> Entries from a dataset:
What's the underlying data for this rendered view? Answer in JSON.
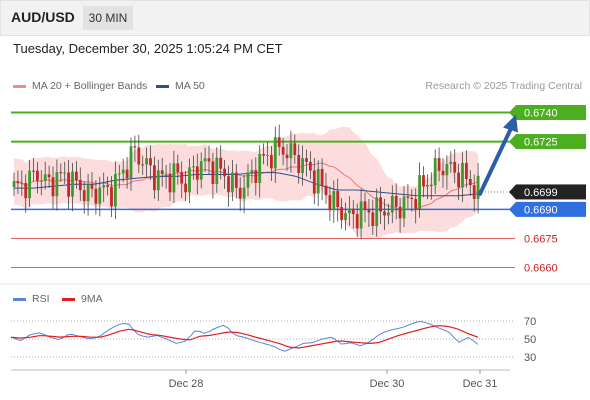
{
  "header": {
    "symbol": "AUD/USD",
    "timeframe": "30 MIN"
  },
  "datetime": "Tuesday, December 30, 2025 1:05:24 PM CET",
  "source": "Research © 2025 Trading Central",
  "legend": {
    "bollinger": {
      "label": "MA 20 + Bollinger Bands",
      "color": "#f08a8a"
    },
    "ma50": {
      "label": "MA 50",
      "color": "#2f4f8f"
    }
  },
  "colors": {
    "resistance": "#4caf1f",
    "current": "#222222",
    "pivot": "#2f6fe0",
    "support": "#e06060",
    "bb_fill": "#fbd3d3",
    "up": "#3e9a2e",
    "down": "#c62828",
    "rsi": "#5b86d6",
    "rsi_ma": "#e02020",
    "arrow": "#2a5ea8"
  },
  "chart_data": [
    {
      "type": "candlestick",
      "title": "AUD/USD 30 MIN",
      "ylim": [
        0.6652,
        0.6748
      ],
      "x_ticks": [
        "Dec 28",
        "Dec 30",
        "Dec 31"
      ],
      "levels": [
        {
          "value": 0.674,
          "label": "0.6740",
          "kind": "resistance"
        },
        {
          "value": 0.6725,
          "label": "0.6725",
          "kind": "resistance"
        },
        {
          "value": 0.6699,
          "label": "0.6699",
          "kind": "current"
        },
        {
          "value": 0.669,
          "label": "0.6690",
          "kind": "pivot"
        },
        {
          "value": 0.6675,
          "label": "0.6675",
          "kind": "support"
        },
        {
          "value": 0.666,
          "label": "0.6660",
          "kind": "support"
        }
      ],
      "close_anchors": [
        0.6701,
        0.6702,
        0.6706,
        0.6709,
        0.6702,
        0.6707,
        0.6706,
        0.6704,
        0.67,
        0.6697,
        0.6701,
        0.6698,
        0.6705,
        0.6712,
        0.672,
        0.6715,
        0.6709,
        0.6706,
        0.6707,
        0.6708,
        0.6703,
        0.6711,
        0.6714,
        0.6712,
        0.671,
        0.6705,
        0.6699,
        0.6703,
        0.6711,
        0.6716,
        0.6719,
        0.6722,
        0.6719,
        0.6716,
        0.6712,
        0.6706,
        0.6701,
        0.6693,
        0.669,
        0.6686,
        0.6688,
        0.6689,
        0.6688,
        0.669,
        0.6691,
        0.6692,
        0.6694,
        0.6699,
        0.6704,
        0.6709,
        0.6713,
        0.671,
        0.6708,
        0.6704,
        0.6699
      ],
      "ma50_anchors": [
        0.6701,
        0.6701,
        0.6702,
        0.6703,
        0.6703,
        0.6705,
        0.6706,
        0.6707,
        0.6707,
        0.6708,
        0.6708,
        0.6708,
        0.6709,
        0.6709,
        0.6707,
        0.6703,
        0.67,
        0.67,
        0.6699,
        0.6698,
        0.6697,
        0.6697,
        0.6697,
        0.6698
      ],
      "forecast": {
        "from": 0.6698,
        "to": 0.674
      }
    },
    {
      "type": "line",
      "title": "RSI",
      "ylim": [
        20,
        80
      ],
      "y_ticks": [
        "70",
        "50",
        "30"
      ],
      "series": [
        {
          "name": "RSI",
          "anchors": [
            52,
            48,
            55,
            57,
            52,
            49,
            56,
            53,
            50,
            52,
            60,
            66,
            68,
            55,
            52,
            54,
            50,
            45,
            48,
            60,
            56,
            62,
            66,
            54,
            52,
            48,
            45,
            42,
            36,
            40,
            45,
            46,
            50,
            52,
            44,
            46,
            42,
            48,
            56,
            60,
            62,
            66,
            70,
            67,
            62,
            58,
            46,
            52,
            44
          ]
        },
        {
          "name": "9MA",
          "anchors": [
            52,
            51,
            52,
            54,
            53,
            52,
            53,
            53,
            52,
            52,
            55,
            59,
            61,
            58,
            55,
            54,
            52,
            50,
            49,
            53,
            54,
            56,
            58,
            57,
            54,
            51,
            48,
            45,
            41,
            40,
            42,
            44,
            46,
            48,
            47,
            46,
            45,
            46,
            50,
            54,
            57,
            60,
            63,
            65,
            64,
            61,
            56,
            52
          ]
        }
      ]
    }
  ]
}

> What you are asked to do: Print all of the records shown above exactly, leaving out each picture.

> Response to the task:
What's the underlying data for this rendered view? Answer in JSON.
{
  "header": {
    "symbol": "AUD/USD",
    "timeframe": "30 MIN"
  },
  "datetime": "Tuesday, December 30, 2025 1:05:24 PM CET",
  "source": "Research © 2025 Trading Central",
  "legend": {
    "bollinger": {
      "label": "MA 20 + Bollinger Bands",
      "color": "#f08a8a"
    },
    "ma50": {
      "label": "MA 50",
      "color": "#2f4f8f"
    }
  },
  "colors": {
    "resistance": "#4caf1f",
    "current": "#222222",
    "pivot": "#2f6fe0",
    "support": "#e06060",
    "bb_fill": "#fbd3d3",
    "up": "#3e9a2e",
    "down": "#c62828",
    "rsi": "#5b86d6",
    "rsi_ma": "#e02020",
    "arrow": "#2a5ea8"
  },
  "chart_data": [
    {
      "type": "candlestick",
      "title": "AUD/USD 30 MIN",
      "ylim": [
        0.6652,
        0.6748
      ],
      "x_ticks": [
        "Dec 28",
        "Dec 30",
        "Dec 31"
      ],
      "levels": [
        {
          "value": 0.674,
          "label": "0.6740",
          "kind": "resistance"
        },
        {
          "value": 0.6725,
          "label": "0.6725",
          "kind": "resistance"
        },
        {
          "value": 0.6699,
          "label": "0.6699",
          "kind": "current"
        },
        {
          "value": 0.669,
          "label": "0.6690",
          "kind": "pivot"
        },
        {
          "value": 0.6675,
          "label": "0.6675",
          "kind": "support"
        },
        {
          "value": 0.666,
          "label": "0.6660",
          "kind": "support"
        }
      ],
      "close_anchors": [
        0.6701,
        0.6702,
        0.6706,
        0.6709,
        0.6702,
        0.6707,
        0.6706,
        0.6704,
        0.67,
        0.6697,
        0.6701,
        0.6698,
        0.6705,
        0.6712,
        0.672,
        0.6715,
        0.6709,
        0.6706,
        0.6707,
        0.6708,
        0.6703,
        0.6711,
        0.6714,
        0.6712,
        0.671,
        0.6705,
        0.6699,
        0.6703,
        0.6711,
        0.6716,
        0.6719,
        0.6722,
        0.6719,
        0.6716,
        0.6712,
        0.6706,
        0.6701,
        0.6693,
        0.669,
        0.6686,
        0.6688,
        0.6689,
        0.6688,
        0.669,
        0.6691,
        0.6692,
        0.6694,
        0.6699,
        0.6704,
        0.6709,
        0.6713,
        0.671,
        0.6708,
        0.6704,
        0.6699
      ],
      "ma50_anchors": [
        0.6701,
        0.6701,
        0.6702,
        0.6703,
        0.6703,
        0.6705,
        0.6706,
        0.6707,
        0.6707,
        0.6708,
        0.6708,
        0.6708,
        0.6709,
        0.6709,
        0.6707,
        0.6703,
        0.67,
        0.67,
        0.6699,
        0.6698,
        0.6697,
        0.6697,
        0.6697,
        0.6698
      ],
      "forecast": {
        "from": 0.6698,
        "to": 0.674
      }
    },
    {
      "type": "line",
      "title": "RSI",
      "ylim": [
        20,
        80
      ],
      "y_ticks": [
        "70",
        "50",
        "30"
      ],
      "series": [
        {
          "name": "RSI",
          "anchors": [
            52,
            48,
            55,
            57,
            52,
            49,
            56,
            53,
            50,
            52,
            60,
            66,
            68,
            55,
            52,
            54,
            50,
            45,
            48,
            60,
            56,
            62,
            66,
            54,
            52,
            48,
            45,
            42,
            36,
            40,
            45,
            46,
            50,
            52,
            44,
            46,
            42,
            48,
            56,
            60,
            62,
            66,
            70,
            67,
            62,
            58,
            46,
            52,
            44
          ]
        },
        {
          "name": "9MA",
          "anchors": [
            52,
            51,
            52,
            54,
            53,
            52,
            53,
            53,
            52,
            52,
            55,
            59,
            61,
            58,
            55,
            54,
            52,
            50,
            49,
            53,
            54,
            56,
            58,
            57,
            54,
            51,
            48,
            45,
            41,
            40,
            42,
            44,
            46,
            48,
            47,
            46,
            45,
            46,
            50,
            54,
            57,
            60,
            63,
            65,
            64,
            61,
            56,
            52
          ]
        }
      ]
    }
  ]
}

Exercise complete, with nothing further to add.